Task objective: Reproduce the entries below in full, word for word.

========================

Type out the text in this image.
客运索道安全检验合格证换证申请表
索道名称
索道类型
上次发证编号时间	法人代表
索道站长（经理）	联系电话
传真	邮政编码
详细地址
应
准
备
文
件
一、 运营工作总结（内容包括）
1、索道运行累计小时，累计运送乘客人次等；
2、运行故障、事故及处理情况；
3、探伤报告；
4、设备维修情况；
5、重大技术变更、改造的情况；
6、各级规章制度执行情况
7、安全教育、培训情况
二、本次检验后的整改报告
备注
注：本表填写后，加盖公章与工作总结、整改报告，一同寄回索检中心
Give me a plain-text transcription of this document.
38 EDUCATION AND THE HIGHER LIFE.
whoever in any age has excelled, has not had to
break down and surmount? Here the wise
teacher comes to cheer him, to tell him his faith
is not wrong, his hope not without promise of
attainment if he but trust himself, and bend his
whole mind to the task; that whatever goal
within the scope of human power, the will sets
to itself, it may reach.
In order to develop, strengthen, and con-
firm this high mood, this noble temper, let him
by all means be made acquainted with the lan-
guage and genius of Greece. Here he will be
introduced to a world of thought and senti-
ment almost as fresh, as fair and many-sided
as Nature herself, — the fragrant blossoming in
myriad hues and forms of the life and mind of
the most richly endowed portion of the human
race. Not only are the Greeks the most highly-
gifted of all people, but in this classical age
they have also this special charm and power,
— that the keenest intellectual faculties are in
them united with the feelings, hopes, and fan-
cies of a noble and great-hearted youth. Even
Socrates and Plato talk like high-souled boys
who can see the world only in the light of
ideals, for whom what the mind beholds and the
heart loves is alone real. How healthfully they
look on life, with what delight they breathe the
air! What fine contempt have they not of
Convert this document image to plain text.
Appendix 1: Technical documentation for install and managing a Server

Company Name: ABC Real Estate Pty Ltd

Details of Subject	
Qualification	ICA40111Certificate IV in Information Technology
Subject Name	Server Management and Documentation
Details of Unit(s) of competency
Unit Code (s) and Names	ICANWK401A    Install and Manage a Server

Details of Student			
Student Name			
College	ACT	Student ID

========================

Written answer:
Type out the text in this image.
客运索道安全检验合格证换证申请表
索道名称
索道类型
上次发证编号时间	法人代表
索道站长（经理）	联系电话
传真	邮政编码
详细地址
应
准
备
文
件
一、 运营工作总结（内容包括）
1、索道运行累计小时，累计运送乘客人次等；
2、运行故障、事故及处理情况；
3、探伤报告；
4、设备维修情况；
5、重大技术变更、改造的情况；
6、各级规章制度执行情况
7、安全教育、培训情况
二、本次检验后的整改报告
备注
注：本表填写后，加盖公章与工作总结、整改报告，一同寄回索检中心
Give me a plain-text transcription of this document.
38 EDUCATION AND THE HIGHER LIFE.
whoever in any age has excelled, has not had to
break down and surmount? Here the wise
teacher comes to cheer him, to tell him his faith
is not wrong, his hope not without promise of
attainment if he but trust himself, and bend his
whole mind to the task; that whatever goal
within the scope of human power, the will sets
to itself, it may reach.
In order to develop, strengthen, and con-
firm this high mood, this noble temper, let him
by all means be made acquainted with the lan-
guage and genius of Greece. Here he will be
introduced to a world of thought and senti-
ment almost as fresh, as fair and many-sided
as Nature herself, — the fragrant blossoming in
myriad hues and forms of the life and mind of
the most richly endowed portion of the human
race. Not only are the Greeks the most highly-
gifted of all people, but in this classical age
they have also this special charm and power,
— that the keenest intellectual faculties are in
them united with the feelings, hopes, and fan-
cies of a noble and great-hearted youth. Even
Socrates and Plato talk like high-souled boys
who can see the world only in the light of
ideals, for whom what the mind beholds and the
heart loves is alone real. How healthfully they
look on life, with what delight they breathe the
air! What fine contempt have they not of
Convert this document image to plain text.
Appendix 1: Technical documentation for install and managing a Server

Company Name: ABC Real Estate Pty Ltd

Details of Subject	
Qualification	ICA40111Certificate IV in Information Technology
Subject Name	Server Management and Documentation
Details of Unit(s) of competency
Unit Code (s) and Names	ICANWK401A    Install and Manage a Server

Details of Student			
Student Name			
College	ACT	Student ID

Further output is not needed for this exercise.